'''

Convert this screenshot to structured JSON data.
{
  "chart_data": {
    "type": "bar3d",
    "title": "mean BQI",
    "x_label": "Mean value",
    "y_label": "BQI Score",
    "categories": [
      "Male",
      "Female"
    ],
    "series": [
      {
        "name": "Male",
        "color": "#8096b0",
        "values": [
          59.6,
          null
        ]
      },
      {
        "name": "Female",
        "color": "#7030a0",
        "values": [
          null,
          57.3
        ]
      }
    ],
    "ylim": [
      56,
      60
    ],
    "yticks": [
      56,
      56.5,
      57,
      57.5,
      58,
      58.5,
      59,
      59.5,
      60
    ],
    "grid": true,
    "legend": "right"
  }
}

'''

What the exercise asks =>
Return all of the entries word for word.

Final answer =>
Convert this screenshot to structured JSON data.
{
  "chart_data": {
    "type": "bar3d",
    "title": "mean BQI",
    "x_label": "Mean value",
    "y_label": "BQI Score",
    "categories": [
      "Male",
      "Female"
    ],
    "series": [
      {
        "name": "Male",
        "color": "#8096b0",
        "values": [
          59.6,
          null
        ]
      },
      {
        "name": "Female",
        "color": "#7030a0",
        "values": [
          null,
          57.3
        ]
      }
    ],
    "ylim": [
      56,
      60
    ],
    "yticks": [
      56,
      56.5,
      57,
      57.5,
      58,
      58.5,
      59,
      59.5,
      60
    ],
    "grid": true,
    "legend": "right"
  }
}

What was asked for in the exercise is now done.